▶ **WRITTEN PROBLEM**
Make a tally of the lines in the records that include the string "component", and give only that number.

▶ **DATA RECORDS**
■ ■ ■ ■
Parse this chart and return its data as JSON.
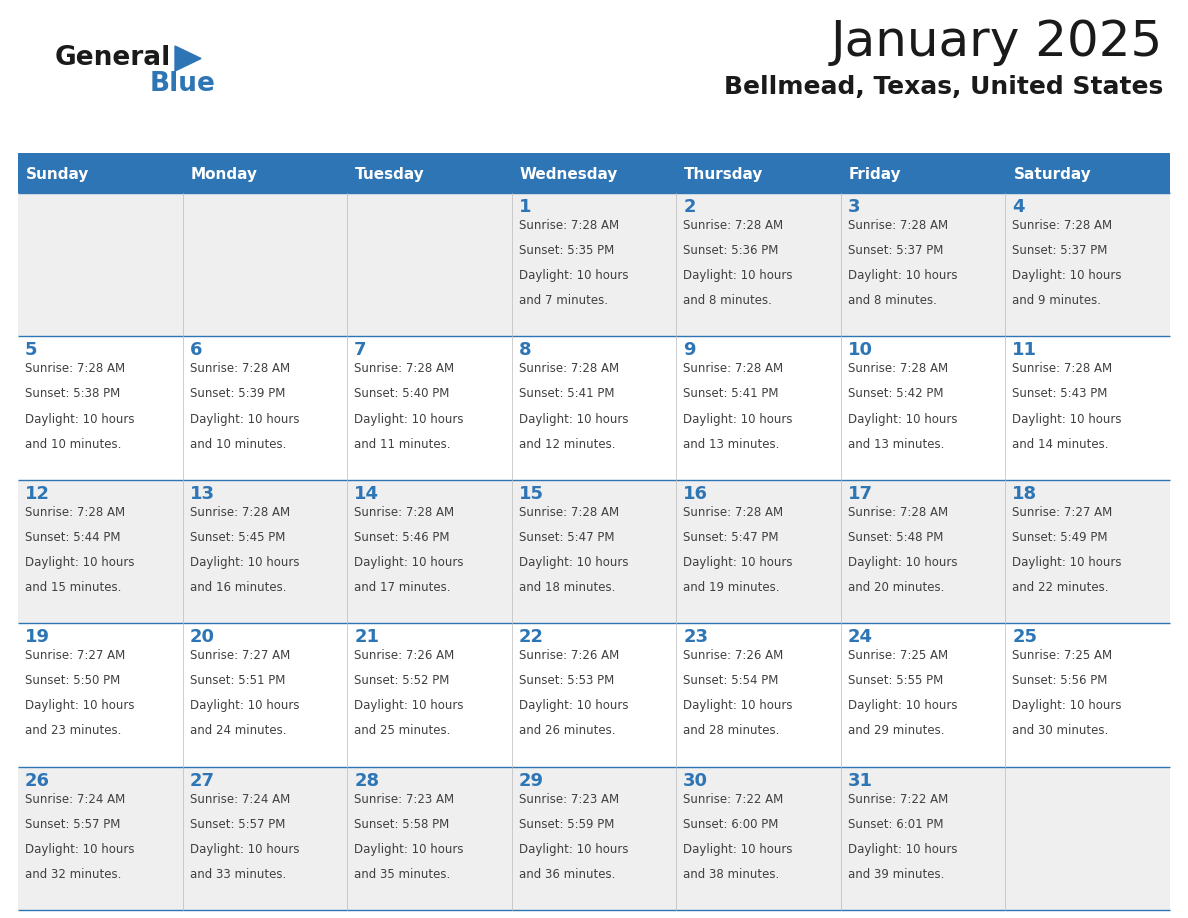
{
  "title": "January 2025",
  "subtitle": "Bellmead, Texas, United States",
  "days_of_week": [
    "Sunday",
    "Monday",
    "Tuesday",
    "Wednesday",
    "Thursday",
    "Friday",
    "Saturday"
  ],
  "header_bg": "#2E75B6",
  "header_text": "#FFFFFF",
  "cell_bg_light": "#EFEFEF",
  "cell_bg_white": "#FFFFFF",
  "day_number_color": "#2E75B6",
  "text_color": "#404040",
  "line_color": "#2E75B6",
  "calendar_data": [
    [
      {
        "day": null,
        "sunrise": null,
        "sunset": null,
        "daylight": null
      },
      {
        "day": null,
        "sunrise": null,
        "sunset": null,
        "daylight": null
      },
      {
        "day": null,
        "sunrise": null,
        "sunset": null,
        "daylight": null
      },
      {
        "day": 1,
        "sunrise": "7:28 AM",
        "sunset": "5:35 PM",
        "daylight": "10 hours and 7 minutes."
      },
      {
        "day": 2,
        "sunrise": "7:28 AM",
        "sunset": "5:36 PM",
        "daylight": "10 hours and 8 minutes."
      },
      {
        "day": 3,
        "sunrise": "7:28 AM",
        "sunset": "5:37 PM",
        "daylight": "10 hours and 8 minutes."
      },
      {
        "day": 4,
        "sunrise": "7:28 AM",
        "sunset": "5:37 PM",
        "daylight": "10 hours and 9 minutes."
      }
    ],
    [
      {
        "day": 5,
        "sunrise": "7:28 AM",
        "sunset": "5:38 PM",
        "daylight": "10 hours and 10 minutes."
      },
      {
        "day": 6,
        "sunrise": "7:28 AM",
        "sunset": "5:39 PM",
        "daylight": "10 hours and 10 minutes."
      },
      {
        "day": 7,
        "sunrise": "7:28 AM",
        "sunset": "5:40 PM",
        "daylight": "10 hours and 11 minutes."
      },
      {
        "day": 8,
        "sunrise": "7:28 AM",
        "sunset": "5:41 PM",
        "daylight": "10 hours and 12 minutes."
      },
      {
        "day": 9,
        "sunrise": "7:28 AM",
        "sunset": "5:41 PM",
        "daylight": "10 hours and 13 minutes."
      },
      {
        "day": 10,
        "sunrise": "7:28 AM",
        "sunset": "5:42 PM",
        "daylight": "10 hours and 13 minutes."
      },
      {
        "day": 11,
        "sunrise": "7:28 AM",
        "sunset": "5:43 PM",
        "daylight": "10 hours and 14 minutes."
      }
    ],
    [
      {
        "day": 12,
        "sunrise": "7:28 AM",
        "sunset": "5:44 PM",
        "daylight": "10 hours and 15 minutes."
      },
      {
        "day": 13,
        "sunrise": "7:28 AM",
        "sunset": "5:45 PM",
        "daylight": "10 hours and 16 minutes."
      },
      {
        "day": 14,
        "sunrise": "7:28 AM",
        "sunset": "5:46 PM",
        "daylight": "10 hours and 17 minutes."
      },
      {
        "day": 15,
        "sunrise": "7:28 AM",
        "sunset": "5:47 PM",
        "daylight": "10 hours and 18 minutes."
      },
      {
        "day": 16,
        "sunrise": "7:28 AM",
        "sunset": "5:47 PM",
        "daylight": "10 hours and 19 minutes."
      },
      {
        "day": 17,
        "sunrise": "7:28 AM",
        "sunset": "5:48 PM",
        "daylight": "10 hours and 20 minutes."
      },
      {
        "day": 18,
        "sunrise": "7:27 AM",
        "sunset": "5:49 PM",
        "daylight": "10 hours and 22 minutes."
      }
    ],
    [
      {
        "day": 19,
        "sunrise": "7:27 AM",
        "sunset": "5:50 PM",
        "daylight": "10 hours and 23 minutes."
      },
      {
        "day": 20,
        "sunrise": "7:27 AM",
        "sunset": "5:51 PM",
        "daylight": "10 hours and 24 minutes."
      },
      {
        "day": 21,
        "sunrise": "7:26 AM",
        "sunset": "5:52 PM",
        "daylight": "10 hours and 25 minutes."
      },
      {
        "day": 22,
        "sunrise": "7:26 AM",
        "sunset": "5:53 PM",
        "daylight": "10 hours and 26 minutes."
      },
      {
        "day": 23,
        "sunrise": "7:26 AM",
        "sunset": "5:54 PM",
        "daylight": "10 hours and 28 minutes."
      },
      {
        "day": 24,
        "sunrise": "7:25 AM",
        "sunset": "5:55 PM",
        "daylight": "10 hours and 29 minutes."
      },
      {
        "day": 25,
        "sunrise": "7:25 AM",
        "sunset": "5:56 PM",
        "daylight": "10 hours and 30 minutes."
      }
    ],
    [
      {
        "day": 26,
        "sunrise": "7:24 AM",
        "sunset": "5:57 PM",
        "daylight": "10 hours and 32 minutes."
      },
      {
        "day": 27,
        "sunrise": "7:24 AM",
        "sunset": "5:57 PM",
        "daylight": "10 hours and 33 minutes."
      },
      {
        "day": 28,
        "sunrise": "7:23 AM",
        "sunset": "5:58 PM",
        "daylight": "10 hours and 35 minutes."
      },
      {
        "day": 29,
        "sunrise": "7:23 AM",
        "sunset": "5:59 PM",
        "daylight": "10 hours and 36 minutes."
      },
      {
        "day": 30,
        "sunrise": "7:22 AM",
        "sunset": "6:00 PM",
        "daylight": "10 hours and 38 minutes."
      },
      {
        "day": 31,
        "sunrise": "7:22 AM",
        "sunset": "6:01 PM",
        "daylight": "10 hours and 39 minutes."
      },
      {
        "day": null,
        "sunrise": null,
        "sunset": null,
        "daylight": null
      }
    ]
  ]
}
■ ■ ■ ■
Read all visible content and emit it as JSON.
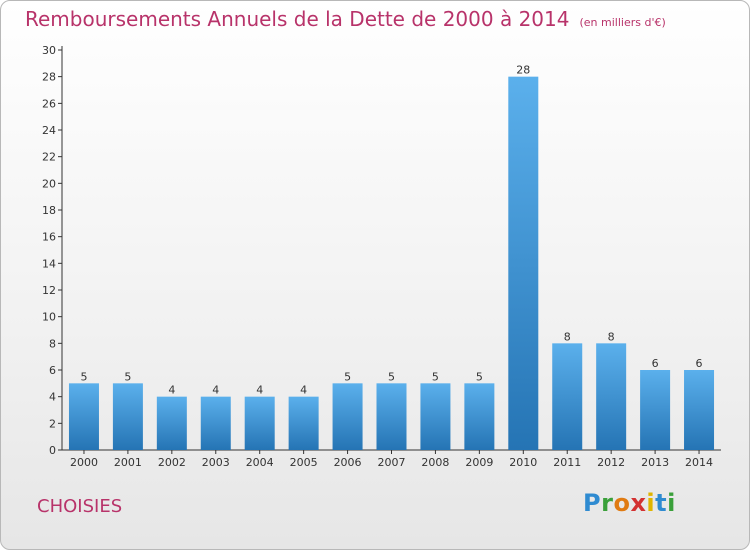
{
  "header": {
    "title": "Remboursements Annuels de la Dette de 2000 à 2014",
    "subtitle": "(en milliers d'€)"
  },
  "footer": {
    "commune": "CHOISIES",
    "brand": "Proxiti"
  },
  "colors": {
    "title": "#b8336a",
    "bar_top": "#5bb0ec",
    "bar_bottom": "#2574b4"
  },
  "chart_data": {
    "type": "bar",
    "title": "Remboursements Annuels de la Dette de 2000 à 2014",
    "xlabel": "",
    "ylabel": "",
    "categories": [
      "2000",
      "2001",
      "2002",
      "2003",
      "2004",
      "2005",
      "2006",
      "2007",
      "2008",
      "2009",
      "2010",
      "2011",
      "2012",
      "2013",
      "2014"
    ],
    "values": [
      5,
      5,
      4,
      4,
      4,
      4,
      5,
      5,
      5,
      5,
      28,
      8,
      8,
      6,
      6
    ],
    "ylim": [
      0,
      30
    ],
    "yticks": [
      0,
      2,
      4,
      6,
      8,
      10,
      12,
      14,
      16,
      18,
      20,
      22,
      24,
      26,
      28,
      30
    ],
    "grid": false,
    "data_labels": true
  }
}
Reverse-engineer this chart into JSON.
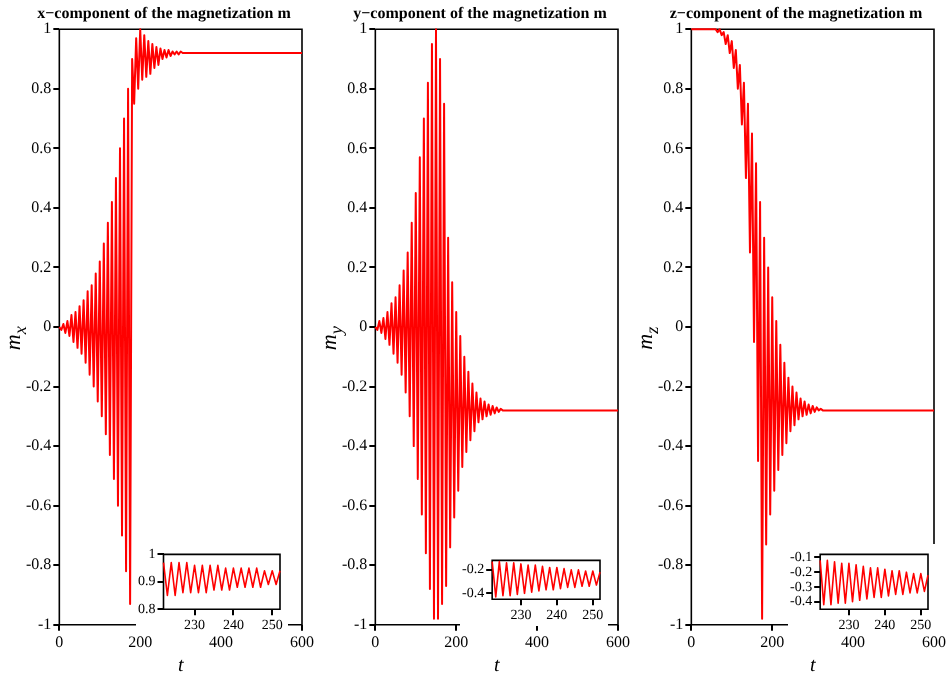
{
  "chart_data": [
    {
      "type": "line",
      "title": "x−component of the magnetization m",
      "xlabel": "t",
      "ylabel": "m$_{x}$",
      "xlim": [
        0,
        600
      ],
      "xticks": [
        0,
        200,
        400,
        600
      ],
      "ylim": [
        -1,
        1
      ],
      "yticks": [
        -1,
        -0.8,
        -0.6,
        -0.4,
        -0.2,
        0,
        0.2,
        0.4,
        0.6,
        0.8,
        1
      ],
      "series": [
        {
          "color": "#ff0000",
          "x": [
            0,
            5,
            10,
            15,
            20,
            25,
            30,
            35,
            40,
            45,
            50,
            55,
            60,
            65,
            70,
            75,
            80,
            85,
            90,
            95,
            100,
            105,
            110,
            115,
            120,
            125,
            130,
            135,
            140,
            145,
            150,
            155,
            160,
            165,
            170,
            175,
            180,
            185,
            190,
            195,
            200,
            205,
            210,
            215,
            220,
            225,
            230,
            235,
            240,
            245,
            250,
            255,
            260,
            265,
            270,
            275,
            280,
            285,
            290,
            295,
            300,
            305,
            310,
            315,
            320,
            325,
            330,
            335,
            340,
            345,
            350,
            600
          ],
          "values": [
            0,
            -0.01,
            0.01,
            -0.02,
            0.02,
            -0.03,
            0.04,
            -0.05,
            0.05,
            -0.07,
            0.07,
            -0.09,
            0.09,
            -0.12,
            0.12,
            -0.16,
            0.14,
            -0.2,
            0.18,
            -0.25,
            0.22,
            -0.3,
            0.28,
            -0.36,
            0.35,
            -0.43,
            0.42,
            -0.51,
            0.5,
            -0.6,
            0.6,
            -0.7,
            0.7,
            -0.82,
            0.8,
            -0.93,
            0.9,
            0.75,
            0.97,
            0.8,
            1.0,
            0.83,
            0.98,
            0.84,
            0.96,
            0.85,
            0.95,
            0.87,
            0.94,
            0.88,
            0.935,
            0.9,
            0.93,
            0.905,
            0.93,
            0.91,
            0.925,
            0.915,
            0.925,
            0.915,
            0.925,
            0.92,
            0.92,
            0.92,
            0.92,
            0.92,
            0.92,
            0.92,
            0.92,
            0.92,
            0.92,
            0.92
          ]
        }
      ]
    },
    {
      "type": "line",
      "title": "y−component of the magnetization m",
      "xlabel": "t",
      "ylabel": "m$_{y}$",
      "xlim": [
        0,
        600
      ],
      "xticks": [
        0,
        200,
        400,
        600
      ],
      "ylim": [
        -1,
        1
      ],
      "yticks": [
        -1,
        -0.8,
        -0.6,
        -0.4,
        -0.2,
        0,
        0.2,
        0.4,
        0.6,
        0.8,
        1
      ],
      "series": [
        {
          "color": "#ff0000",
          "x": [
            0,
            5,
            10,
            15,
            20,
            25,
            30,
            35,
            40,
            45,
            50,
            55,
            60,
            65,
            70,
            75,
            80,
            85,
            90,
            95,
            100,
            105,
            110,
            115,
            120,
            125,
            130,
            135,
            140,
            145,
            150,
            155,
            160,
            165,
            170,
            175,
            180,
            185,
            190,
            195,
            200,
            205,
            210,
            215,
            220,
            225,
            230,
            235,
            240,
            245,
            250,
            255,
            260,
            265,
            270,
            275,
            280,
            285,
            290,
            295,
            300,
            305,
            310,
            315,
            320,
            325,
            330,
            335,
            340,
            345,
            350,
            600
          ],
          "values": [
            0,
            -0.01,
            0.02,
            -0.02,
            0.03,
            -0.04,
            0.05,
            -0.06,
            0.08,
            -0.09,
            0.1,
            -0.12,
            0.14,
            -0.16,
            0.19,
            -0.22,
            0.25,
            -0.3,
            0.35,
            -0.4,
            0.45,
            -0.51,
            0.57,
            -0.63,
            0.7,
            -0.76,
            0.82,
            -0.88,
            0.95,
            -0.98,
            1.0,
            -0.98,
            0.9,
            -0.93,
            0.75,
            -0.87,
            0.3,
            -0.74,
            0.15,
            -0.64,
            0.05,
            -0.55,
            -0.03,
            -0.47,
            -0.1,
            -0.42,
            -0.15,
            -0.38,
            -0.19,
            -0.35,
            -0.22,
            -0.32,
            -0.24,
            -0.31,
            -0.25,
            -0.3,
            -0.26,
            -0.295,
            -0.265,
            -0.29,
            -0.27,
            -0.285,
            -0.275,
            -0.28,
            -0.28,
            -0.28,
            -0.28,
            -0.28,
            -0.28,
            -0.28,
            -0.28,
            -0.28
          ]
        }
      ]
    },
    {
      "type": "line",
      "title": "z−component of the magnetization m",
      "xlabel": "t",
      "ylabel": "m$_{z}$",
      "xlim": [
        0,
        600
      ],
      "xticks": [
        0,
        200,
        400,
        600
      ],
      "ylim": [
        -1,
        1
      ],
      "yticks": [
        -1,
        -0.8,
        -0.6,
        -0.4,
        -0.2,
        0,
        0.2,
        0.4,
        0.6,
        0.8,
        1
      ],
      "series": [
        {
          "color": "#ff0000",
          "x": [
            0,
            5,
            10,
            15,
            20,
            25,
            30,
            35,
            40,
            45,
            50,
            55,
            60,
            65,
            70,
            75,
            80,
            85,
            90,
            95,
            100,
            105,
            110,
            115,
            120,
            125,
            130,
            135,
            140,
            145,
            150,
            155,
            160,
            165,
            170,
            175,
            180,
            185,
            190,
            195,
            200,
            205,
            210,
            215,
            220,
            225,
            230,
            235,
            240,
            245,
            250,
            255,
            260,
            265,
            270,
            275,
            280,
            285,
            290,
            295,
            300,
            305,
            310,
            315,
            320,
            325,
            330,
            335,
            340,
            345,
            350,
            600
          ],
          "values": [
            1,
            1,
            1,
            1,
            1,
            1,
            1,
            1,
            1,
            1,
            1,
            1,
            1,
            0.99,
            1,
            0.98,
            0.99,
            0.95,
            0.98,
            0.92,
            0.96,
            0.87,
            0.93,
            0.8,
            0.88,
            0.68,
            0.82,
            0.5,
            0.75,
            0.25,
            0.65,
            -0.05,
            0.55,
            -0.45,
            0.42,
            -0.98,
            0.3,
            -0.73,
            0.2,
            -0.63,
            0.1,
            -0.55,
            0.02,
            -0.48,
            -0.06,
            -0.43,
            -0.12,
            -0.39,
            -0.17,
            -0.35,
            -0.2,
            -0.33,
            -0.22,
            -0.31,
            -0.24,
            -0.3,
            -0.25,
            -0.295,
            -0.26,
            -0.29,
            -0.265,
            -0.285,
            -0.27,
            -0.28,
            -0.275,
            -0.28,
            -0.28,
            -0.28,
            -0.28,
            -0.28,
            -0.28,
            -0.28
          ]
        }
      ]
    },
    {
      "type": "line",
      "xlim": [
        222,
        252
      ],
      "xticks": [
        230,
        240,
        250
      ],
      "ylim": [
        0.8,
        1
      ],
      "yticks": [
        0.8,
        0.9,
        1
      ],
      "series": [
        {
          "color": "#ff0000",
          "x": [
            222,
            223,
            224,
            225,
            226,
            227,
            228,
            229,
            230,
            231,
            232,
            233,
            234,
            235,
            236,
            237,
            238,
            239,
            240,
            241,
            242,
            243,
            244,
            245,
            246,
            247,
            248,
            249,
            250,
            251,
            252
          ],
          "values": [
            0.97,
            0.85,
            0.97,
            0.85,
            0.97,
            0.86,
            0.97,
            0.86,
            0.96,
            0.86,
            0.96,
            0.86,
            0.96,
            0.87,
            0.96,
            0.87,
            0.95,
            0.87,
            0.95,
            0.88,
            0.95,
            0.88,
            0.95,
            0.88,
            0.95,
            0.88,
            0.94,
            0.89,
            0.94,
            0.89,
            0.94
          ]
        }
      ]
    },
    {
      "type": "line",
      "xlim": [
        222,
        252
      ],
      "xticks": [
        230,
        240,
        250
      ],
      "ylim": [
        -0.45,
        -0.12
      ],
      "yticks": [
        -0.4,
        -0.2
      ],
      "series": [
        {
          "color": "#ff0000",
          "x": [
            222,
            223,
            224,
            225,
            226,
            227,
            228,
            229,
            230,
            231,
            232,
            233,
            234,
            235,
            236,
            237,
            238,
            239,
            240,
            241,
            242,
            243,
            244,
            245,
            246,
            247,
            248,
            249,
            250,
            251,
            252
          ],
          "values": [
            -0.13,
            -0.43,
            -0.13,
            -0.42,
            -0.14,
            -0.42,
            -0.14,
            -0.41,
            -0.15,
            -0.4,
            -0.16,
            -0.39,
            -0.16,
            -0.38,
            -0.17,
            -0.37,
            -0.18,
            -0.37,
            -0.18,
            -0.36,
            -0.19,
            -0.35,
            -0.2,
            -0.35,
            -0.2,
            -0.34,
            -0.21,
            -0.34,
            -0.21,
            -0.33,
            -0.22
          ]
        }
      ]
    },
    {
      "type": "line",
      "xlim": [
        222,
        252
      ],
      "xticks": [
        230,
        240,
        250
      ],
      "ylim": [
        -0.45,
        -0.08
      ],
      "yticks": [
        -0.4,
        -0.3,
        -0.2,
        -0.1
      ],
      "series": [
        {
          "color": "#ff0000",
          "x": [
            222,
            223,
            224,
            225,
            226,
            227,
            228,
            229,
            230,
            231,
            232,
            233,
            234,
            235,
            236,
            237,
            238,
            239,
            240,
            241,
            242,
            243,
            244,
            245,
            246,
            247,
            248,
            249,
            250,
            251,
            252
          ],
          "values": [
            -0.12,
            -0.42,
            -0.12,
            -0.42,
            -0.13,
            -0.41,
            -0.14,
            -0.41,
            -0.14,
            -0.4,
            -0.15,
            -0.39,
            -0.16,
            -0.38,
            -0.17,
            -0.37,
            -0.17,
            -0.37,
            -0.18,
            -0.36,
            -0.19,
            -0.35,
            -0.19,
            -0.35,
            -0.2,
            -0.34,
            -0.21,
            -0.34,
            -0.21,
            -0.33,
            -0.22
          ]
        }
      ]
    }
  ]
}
■ ■ ■ ■
▶ **SOLVED EXERCISE**
3